Start of Extracted entries

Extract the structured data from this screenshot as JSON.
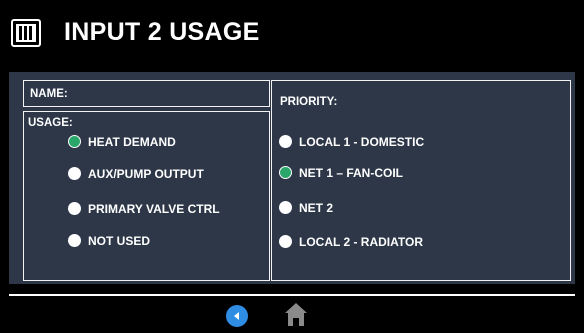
{
  "header": {
    "title": "INPUT 2 USAGE",
    "logo_icon": "wm-logo-icon"
  },
  "name_panel": {
    "label": "NAME:"
  },
  "usage_panel": {
    "label": "USAGE:",
    "options": [
      {
        "label": "HEAT DEMAND",
        "selected": true
      },
      {
        "label": "AUX/PUMP OUTPUT",
        "selected": false
      },
      {
        "label": "PRIMARY VALVE CTRL",
        "selected": false
      },
      {
        "label": "NOT USED",
        "selected": false
      }
    ]
  },
  "priority_panel": {
    "label": "PRIORITY:",
    "options": [
      {
        "label": "LOCAL 1 - DOMESTIC",
        "selected": false
      },
      {
        "label": "NET 1 – FAN-COIL",
        "selected": true
      },
      {
        "label": "NET 2",
        "selected": false
      },
      {
        "label": "LOCAL 2 - RADIATOR",
        "selected": false
      }
    ]
  },
  "footer": {
    "back_icon": "back-arrow-icon",
    "home_icon": "home-icon"
  },
  "colors": {
    "panel_bg": "#2d3748",
    "selected": "#2aa66a",
    "back_button": "#2f8de4"
  }
}
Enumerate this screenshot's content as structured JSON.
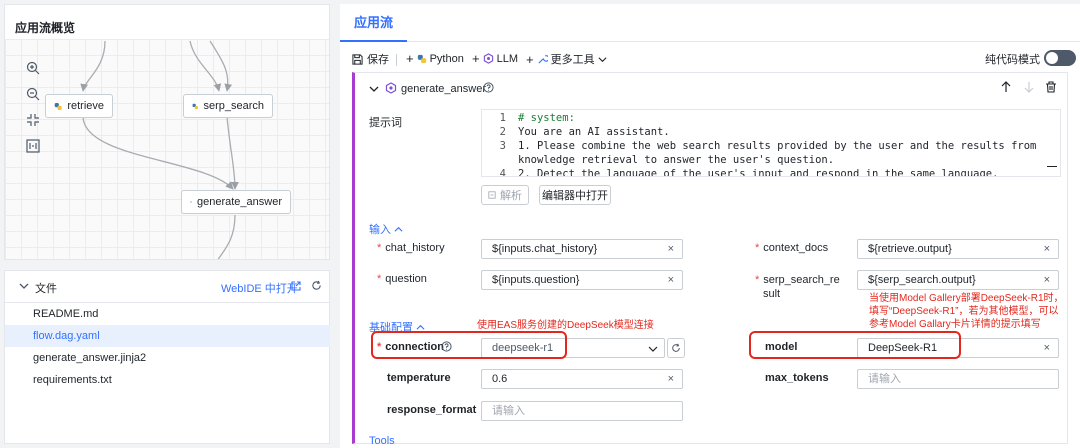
{
  "overview": {
    "title": "应用流概览",
    "nodes": {
      "retrieve": "retrieve",
      "serp_search": "serp_search",
      "generate_answer": "generate_answer"
    }
  },
  "files": {
    "title": "文件",
    "webide_label": "WebIDE 中打开",
    "items": [
      {
        "name": "README.md",
        "active": false
      },
      {
        "name": "flow.dag.yaml",
        "active": true
      },
      {
        "name": "generate_answer.jinja2",
        "active": false
      },
      {
        "name": "requirements.txt",
        "active": false
      }
    ]
  },
  "editor": {
    "tab": "应用流",
    "toolbar": {
      "save": "保存",
      "python": "Python",
      "llm": "LLM",
      "more_tools": "更多工具",
      "code_mode": "纯代码模式"
    },
    "node": {
      "title": "generate_answer",
      "prompt_label": "提示词",
      "code_lines": [
        {
          "no": "1",
          "text": "# system:"
        },
        {
          "no": "2",
          "text": "You are an AI assistant."
        },
        {
          "no": "3",
          "text": "1. Please combine the web search results provided by the user and the results from"
        },
        {
          "no": "",
          "text": "knowledge retrieval to answer the user's question."
        },
        {
          "no": "4",
          "text": "2. Detect the language of the user's input and respond in the same language."
        }
      ],
      "parse_button": "解析",
      "open_editor_button": "编辑器中打开",
      "inputs_section": "输入",
      "inputs": {
        "chat_history": {
          "label": "chat_history",
          "value": "${inputs.chat_history}"
        },
        "context_docs": {
          "label": "context_docs",
          "value": "${retrieve.output}"
        },
        "question": {
          "label": "question",
          "value": "${inputs.question}"
        },
        "serp_search_result": {
          "label_line1": "serp_search_re",
          "label_line2": "sult",
          "value": "${serp_search.output}"
        }
      },
      "basic_section": "基础配置",
      "config": {
        "connection": {
          "label": "connection",
          "value": "deepseek-r1"
        },
        "model": {
          "label": "model",
          "value": "DeepSeek-R1"
        },
        "temperature": {
          "label": "temperature",
          "value": "0.6"
        },
        "max_tokens": {
          "label": "max_tokens",
          "placeholder": "请输入"
        },
        "response_format": {
          "label": "response_format",
          "placeholder": "请输入"
        }
      },
      "tools_section": "Tools"
    },
    "annotations": {
      "connection_note": "使用EAS服务创建的DeepSeek模型连接",
      "model_note_line1": "当使用Model Gallery部署DeepSeek-R1时，",
      "model_note_line2": "填写“DeepSeek-R1”，若为其他模型，可以",
      "model_note_line3": "参考Model Gallary卡片详情的提示填写"
    }
  },
  "colors": {
    "accent": "#3370ff",
    "node_border": "#a839d1",
    "annotation": "#e4271e",
    "active_file_bg": "#e8f0fe"
  }
}
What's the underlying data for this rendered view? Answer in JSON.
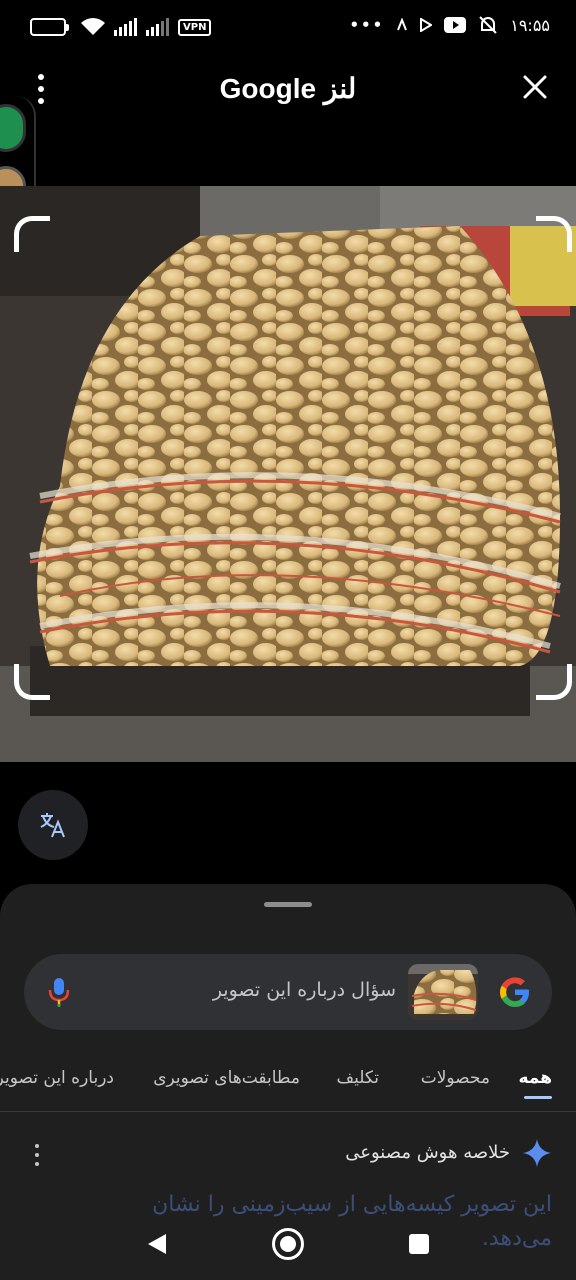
{
  "status_bar": {
    "battery": "39",
    "vpn": "VPN",
    "time": "۱۹:۵۵",
    "overflow": "•••",
    "icons": [
      "wifi-icon",
      "signal-icon",
      "signal-icon",
      "nfc-icon",
      "play-icon",
      "youtube-icon",
      "alarm-off-icon"
    ]
  },
  "app_bar": {
    "title": "لنز Google"
  },
  "search": {
    "placeholder": "سؤال درباره این تصویر"
  },
  "tabs": [
    {
      "label": "همه",
      "active": true
    },
    {
      "label": "محصولات"
    },
    {
      "label": "تکلیف"
    },
    {
      "label": "مطابقت‌های تصویری"
    },
    {
      "label": "درباره این تصویر"
    }
  ],
  "ai_overview": {
    "label": "خلاصه هوش مصنوعی",
    "text": "این تصویر کیسه‌هایی از سیب‌زمینی را نشان می‌دهد."
  },
  "colors": {
    "accent": "#a8c7fa",
    "sheet_bg": "#1f1f1f",
    "search_bg": "#303134"
  }
}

End of Extracted entries

* **Exercise instructions**: Copy all the entries word for word. Omit any pictures.

* **Solution**:
Extract the structured data from this screenshot as JSON.
{
  "header": {
    "title": "INPUT 2 USAGE",
    "logo_icon": "wm-logo-icon"
  },
  "name_panel": {
    "label": "NAME:"
  },
  "usage_panel": {
    "label": "USAGE:",
    "options": [
      {
        "label": "HEAT DEMAND",
        "selected": true
      },
      {
        "label": "AUX/PUMP OUTPUT",
        "selected": false
      },
      {
        "label": "PRIMARY VALVE CTRL",
        "selected": false
      },
      {
        "label": "NOT USED",
        "selected": false
      }
    ]
  },
  "priority_panel": {
    "label": "PRIORITY:",
    "options": [
      {
        "label": "LOCAL 1 - DOMESTIC",
        "selected": false
      },
      {
        "label": "NET 1 – FAN-COIL",
        "selected": true
      },
      {
        "label": "NET 2",
        "selected": false
      },
      {
        "label": "LOCAL 2 - RADIATOR",
        "selected": false
      }
    ]
  },
  "footer": {
    "back_icon": "back-arrow-icon",
    "home_icon": "home-icon"
  },
  "colors": {
    "panel_bg": "#2d3748",
    "selected": "#2aa66a",
    "back_button": "#2f8de4"
  }
}
Enumerate this screenshot's content as structured JSON.
{
  "overview": {
    "title": "应用流概览",
    "nodes": {
      "retrieve": "retrieve",
      "serp_search": "serp_search",
      "generate_answer": "generate_answer"
    }
  },
  "files": {
    "title": "文件",
    "webide_label": "WebIDE 中打开",
    "items": [
      {
        "name": "README.md",
        "active": false
      },
      {
        "name": "flow.dag.yaml",
        "active": true
      },
      {
        "name": "generate_answer.jinja2",
        "active": false
      },
      {
        "name": "requirements.txt",
        "active": false
      }
    ]
  },
  "editor": {
    "tab": "应用流",
    "toolbar": {
      "save": "保存",
      "python": "Python",
      "llm": "LLM",
      "more_tools": "更多工具",
      "code_mode": "纯代码模式"
    },
    "node": {
      "title": "generate_answer",
      "prompt_label": "提示词",
      "code_lines": [
        {
          "no": "1",
          "text": "# system:"
        },
        {
          "no": "2",
          "text": "You are an AI assistant."
        },
        {
          "no": "3",
          "text": "1. Please combine the web search results provided by the user and the results from"
        },
        {
          "no": "",
          "text": "knowledge retrieval to answer the user's question."
        },
        {
          "no": "4",
          "text": "2. Detect the language of the user's input and respond in the same language."
        }
      ],
      "parse_button": "解析",
      "open_editor_button": "编辑器中打开",
      "inputs_section": "输入",
      "inputs": {
        "chat_history": {
          "label": "chat_history",
          "value": "${inputs.chat_history}"
        },
        "context_docs": {
          "label": "context_docs",
          "value": "${retrieve.output}"
        },
        "question": {
          "label": "question",
          "value": "${inputs.question}"
        },
        "serp_search_result": {
          "label_line1": "serp_search_re",
          "label_line2": "sult",
          "value": "${serp_search.output}"
        }
      },
      "basic_section": "基础配置",
      "config": {
        "connection": {
          "label": "connection",
          "value": "deepseek-r1"
        },
        "model": {
          "label": "model",
          "value": "DeepSeek-R1"
        },
        "temperature": {
          "label": "temperature",
          "value": "0.6"
        },
        "max_tokens": {
          "label": "max_tokens",
          "placeholder": "请输入"
        },
        "response_format": {
          "label": "response_format",
          "placeholder": "请输入"
        }
      },
      "tools_section": "Tools"
    },
    "annotations": {
      "connection_note": "使用EAS服务创建的DeepSeek模型连接",
      "model_note_line1": "当使用Model Gallery部署DeepSeek-R1时，",
      "model_note_line2": "填写“DeepSeek-R1”，若为其他模型，可以",
      "model_note_line3": "参考Model Gallary卡片详情的提示填写"
    }
  },
  "colors": {
    "accent": "#3370ff",
    "node_border": "#a839d1",
    "annotation": "#e4271e",
    "active_file_bg": "#e8f0fe"
  }
}
What's the underlying data for this rendered view? Answer in JSON.
{
  "status_bar": {
    "battery": "39",
    "vpn": "VPN",
    "time": "۱۹:۵۵",
    "overflow": "•••",
    "icons": [
      "wifi-icon",
      "signal-icon",
      "signal-icon",
      "nfc-icon",
      "play-icon",
      "youtube-icon",
      "alarm-off-icon"
    ]
  },
  "app_bar": {
    "title": "لنز Google"
  },
  "search": {
    "placeholder": "سؤال درباره این تصویر"
  },
  "tabs": [
    {
      "label": "همه",
      "active": true
    },
    {
      "label": "محصولات"
    },
    {
      "label": "تکلیف"
    },
    {
      "label": "مطابقت‌های تصویری"
    },
    {
      "label": "درباره این تصویر"
    }
  ],
  "ai_overview": {
    "label": "خلاصه هوش مصنوعی",
    "text": "این تصویر کیسه‌هایی از سیب‌زمینی را نشان می‌دهد."
  },
  "colors": {
    "accent": "#a8c7fa",
    "sheet_bg": "#1f1f1f",
    "search_bg": "#303134"
  }
}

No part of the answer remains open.